→ What you have to do: Give a verbatim quotation of every record.

→ Data to process:
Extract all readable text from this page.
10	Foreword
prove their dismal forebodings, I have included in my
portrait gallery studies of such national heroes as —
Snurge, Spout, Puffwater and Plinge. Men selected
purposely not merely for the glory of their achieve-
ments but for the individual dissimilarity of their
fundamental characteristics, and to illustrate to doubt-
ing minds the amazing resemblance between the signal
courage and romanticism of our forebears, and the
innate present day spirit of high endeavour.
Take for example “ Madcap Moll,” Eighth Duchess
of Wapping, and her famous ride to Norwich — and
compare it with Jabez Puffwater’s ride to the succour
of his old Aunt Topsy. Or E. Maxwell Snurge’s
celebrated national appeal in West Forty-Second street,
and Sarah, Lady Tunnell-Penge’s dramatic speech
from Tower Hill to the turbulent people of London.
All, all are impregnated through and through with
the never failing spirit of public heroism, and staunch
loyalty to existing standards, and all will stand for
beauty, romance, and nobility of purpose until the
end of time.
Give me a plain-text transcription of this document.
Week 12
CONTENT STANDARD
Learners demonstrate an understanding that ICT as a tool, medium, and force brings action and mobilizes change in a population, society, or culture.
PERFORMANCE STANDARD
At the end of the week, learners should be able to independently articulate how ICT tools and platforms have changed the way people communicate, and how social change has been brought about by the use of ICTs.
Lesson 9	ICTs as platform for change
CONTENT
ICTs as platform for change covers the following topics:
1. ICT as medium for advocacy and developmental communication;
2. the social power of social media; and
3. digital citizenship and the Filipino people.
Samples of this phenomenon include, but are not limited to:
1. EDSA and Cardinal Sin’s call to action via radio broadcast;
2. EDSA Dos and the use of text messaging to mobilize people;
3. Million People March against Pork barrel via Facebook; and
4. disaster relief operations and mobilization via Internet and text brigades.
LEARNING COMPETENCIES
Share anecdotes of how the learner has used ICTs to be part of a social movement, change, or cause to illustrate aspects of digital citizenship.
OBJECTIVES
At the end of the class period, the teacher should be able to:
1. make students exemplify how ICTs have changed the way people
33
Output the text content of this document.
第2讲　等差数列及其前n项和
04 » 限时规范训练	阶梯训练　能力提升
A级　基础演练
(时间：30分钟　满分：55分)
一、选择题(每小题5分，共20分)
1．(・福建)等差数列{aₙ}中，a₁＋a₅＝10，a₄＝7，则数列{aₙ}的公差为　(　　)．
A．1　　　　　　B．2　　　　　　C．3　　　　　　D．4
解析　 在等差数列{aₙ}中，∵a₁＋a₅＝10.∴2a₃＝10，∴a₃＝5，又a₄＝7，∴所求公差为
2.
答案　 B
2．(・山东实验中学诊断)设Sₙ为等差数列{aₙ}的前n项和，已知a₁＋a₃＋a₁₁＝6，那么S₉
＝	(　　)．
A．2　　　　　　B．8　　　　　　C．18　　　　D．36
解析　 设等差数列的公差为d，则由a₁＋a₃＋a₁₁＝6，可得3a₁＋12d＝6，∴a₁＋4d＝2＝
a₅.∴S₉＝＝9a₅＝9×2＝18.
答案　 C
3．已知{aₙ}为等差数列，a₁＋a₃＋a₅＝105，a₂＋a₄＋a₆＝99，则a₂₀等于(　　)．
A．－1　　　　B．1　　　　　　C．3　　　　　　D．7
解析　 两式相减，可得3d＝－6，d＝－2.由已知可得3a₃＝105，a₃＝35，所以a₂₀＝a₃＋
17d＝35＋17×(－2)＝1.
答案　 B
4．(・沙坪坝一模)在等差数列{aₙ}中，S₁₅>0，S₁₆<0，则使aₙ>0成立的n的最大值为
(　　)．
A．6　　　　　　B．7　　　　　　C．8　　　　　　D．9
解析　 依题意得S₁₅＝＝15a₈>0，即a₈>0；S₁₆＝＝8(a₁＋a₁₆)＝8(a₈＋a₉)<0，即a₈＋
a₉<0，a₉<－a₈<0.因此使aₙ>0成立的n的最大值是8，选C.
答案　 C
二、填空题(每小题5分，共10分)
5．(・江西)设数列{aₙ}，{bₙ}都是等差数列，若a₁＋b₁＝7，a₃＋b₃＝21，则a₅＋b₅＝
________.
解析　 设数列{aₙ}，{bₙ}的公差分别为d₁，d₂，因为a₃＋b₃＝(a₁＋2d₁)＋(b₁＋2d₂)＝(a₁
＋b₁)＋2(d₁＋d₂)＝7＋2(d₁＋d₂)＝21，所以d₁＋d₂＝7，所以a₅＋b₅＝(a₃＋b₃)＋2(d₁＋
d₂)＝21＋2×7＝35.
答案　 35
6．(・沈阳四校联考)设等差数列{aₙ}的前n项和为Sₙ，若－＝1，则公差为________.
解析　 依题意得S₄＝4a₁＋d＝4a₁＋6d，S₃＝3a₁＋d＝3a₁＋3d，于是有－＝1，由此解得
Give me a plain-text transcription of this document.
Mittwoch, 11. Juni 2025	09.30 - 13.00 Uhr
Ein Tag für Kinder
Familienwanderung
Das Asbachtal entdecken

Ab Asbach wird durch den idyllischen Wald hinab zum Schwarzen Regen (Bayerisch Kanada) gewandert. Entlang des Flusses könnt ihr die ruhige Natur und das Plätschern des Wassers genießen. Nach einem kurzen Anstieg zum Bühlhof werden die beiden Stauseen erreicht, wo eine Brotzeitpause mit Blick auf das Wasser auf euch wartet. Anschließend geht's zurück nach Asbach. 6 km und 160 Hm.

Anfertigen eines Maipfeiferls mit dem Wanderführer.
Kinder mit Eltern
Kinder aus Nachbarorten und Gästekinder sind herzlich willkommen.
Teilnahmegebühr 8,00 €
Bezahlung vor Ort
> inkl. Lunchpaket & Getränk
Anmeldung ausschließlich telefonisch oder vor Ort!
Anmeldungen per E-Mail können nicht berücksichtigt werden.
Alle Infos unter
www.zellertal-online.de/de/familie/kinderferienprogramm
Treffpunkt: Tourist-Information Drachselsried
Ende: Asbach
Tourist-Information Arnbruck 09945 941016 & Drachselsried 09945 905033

→ Answer for the task:
Extract all readable text from this page.
10	Foreword
prove their dismal forebodings, I have included in my
portrait gallery studies of such national heroes as —
Snurge, Spout, Puffwater and Plinge. Men selected
purposely not merely for the glory of their achieve-
ments but for the individual dissimilarity of their
fundamental characteristics, and to illustrate to doubt-
ing minds the amazing resemblance between the signal
courage and romanticism of our forebears, and the
innate present day spirit of high endeavour.
Take for example “ Madcap Moll,” Eighth Duchess
of Wapping, and her famous ride to Norwich — and
compare it with Jabez Puffwater’s ride to the succour
of his old Aunt Topsy. Or E. Maxwell Snurge’s
celebrated national appeal in West Forty-Second street,
and Sarah, Lady Tunnell-Penge’s dramatic speech
from Tower Hill to the turbulent people of London.
All, all are impregnated through and through with
the never failing spirit of public heroism, and staunch
loyalty to existing standards, and all will stand for
beauty, romance, and nobility of purpose until the
end of time.
Give me a plain-text transcription of this document.
Week 12
CONTENT STANDARD
Learners demonstrate an understanding that ICT as a tool, medium, and force brings action and mobilizes change in a population, society, or culture.
PERFORMANCE STANDARD
At the end of the week, learners should be able to independently articulate how ICT tools and platforms have changed the way people communicate, and how social change has been brought about by the use of ICTs.
Lesson 9	ICTs as platform for change
CONTENT
ICTs as platform for change covers the following topics:
1. ICT as medium for advocacy and developmental communication;
2. the social power of social media; and
3. digital citizenship and the Filipino people.
Samples of this phenomenon include, but are not limited to:
1. EDSA and Cardinal Sin’s call to action via radio broadcast;
2. EDSA Dos and the use of text messaging to mobilize people;
3. Million People March against Pork barrel via Facebook; and
4. disaster relief operations and mobilization via Internet and text brigades.
LEARNING COMPETENCIES
Share anecdotes of how the learner has used ICTs to be part of a social movement, change, or cause to illustrate aspects of digital citizenship.
OBJECTIVES
At the end of the class period, the teacher should be able to:
1. make students exemplify how ICTs have changed the way people
33
Output the text content of this document.
第2讲　等差数列及其前n项和
04 » 限时规范训练	阶梯训练　能力提升
A级　基础演练
(时间：30分钟　满分：55分)
一、选择题(每小题5分，共20分)
1．(・福建)等差数列{aₙ}中，a₁＋a₅＝10，a₄＝7，则数列{aₙ}的公差为　(　　)．
A．1　　　　　　B．2　　　　　　C．3　　　　　　D．4
解析　 在等差数列{aₙ}中，∵a₁＋a₅＝10.∴2a₃＝10，∴a₃＝5，又a₄＝7，∴所求公差为
2.
答案　 B
2．(・山东实验中学诊断)设Sₙ为等差数列{aₙ}的前n项和，已知a₁＋a₃＋a₁₁＝6，那么S₉
＝	(　　)．
A．2　　　　　　B．8　　　　　　C．18　　　　D．36
解析　 设等差数列的公差为d，则由a₁＋a₃＋a₁₁＝6，可得3a₁＋12d＝6，∴a₁＋4d＝2＝
a₅.∴S₉＝＝9a₅＝9×2＝18.
答案　 C
3．已知{aₙ}为等差数列，a₁＋a₃＋a₅＝105，a₂＋a₄＋a₆＝99，则a₂₀等于(　　)．
A．－1　　　　B．1　　　　　　C．3　　　　　　D．7
解析　 两式相减，可得3d＝－6，d＝－2.由已知可得3a₃＝105，a₃＝35，所以a₂₀＝a₃＋
17d＝35＋17×(－2)＝1.
答案　 B
4．(・沙坪坝一模)在等差数列{aₙ}中，S₁₅>0，S₁₆<0，则使aₙ>0成立的n的最大值为
(　　)．
A．6　　　　　　B．7　　　　　　C．8　　　　　　D．9
解析　 依题意得S₁₅＝＝15a₈>0，即a₈>0；S₁₆＝＝8(a₁＋a₁₆)＝8(a₈＋a₉)<0，即a₈＋
a₉<0，a₉<－a₈<0.因此使aₙ>0成立的n的最大值是8，选C.
答案　 C
二、填空题(每小题5分，共10分)
5．(・江西)设数列{aₙ}，{bₙ}都是等差数列，若a₁＋b₁＝7，a₃＋b₃＝21，则a₅＋b₅＝
________.
解析　 设数列{aₙ}，{bₙ}的公差分别为d₁，d₂，因为a₃＋b₃＝(a₁＋2d₁)＋(b₁＋2d₂)＝(a₁
＋b₁)＋2(d₁＋d₂)＝7＋2(d₁＋d₂)＝21，所以d₁＋d₂＝7，所以a₅＋b₅＝(a₃＋b₃)＋2(d₁＋
d₂)＝21＋2×7＝35.
答案　 35
6．(・沈阳四校联考)设等差数列{aₙ}的前n项和为Sₙ，若－＝1，则公差为________.
解析　 依题意得S₄＝4a₁＋d＝4a₁＋6d，S₃＝3a₁＋d＝3a₁＋3d，于是有－＝1，由此解得
Give me a plain-text transcription of this document.
Mittwoch, 11. Juni 2025	09.30 - 13.00 Uhr
Ein Tag für Kinder
Familienwanderung
Das Asbachtal entdecken

Ab Asbach wird durch den idyllischen Wald hinab zum Schwarzen Regen (Bayerisch Kanada) gewandert. Entlang des Flusses könnt ihr die ruhige Natur und das Plätschern des Wassers genießen. Nach einem kurzen Anstieg zum Bühlhof werden die beiden Stauseen erreicht, wo eine Brotzeitpause mit Blick auf das Wasser auf euch wartet. Anschließend geht's zurück nach Asbach. 6 km und 160 Hm.

Anfertigen eines Maipfeiferls mit dem Wanderführer.
Kinder mit Eltern
Kinder aus Nachbarorten und Gästekinder sind herzlich willkommen.
Teilnahmegebühr 8,00 €
Bezahlung vor Ort
> inkl. Lunchpaket & Getränk
Anmeldung ausschließlich telefonisch oder vor Ort!
Anmeldungen per E-Mail können nicht berücksichtigt werden.
Alle Infos unter
www.zellertal-online.de/de/familie/kinderferienprogramm
Treffpunkt: Tourist-Information Drachselsried
Ende: Asbach
Tourist-Information Arnbruck 09945 941016 & Drachselsried 09945 905033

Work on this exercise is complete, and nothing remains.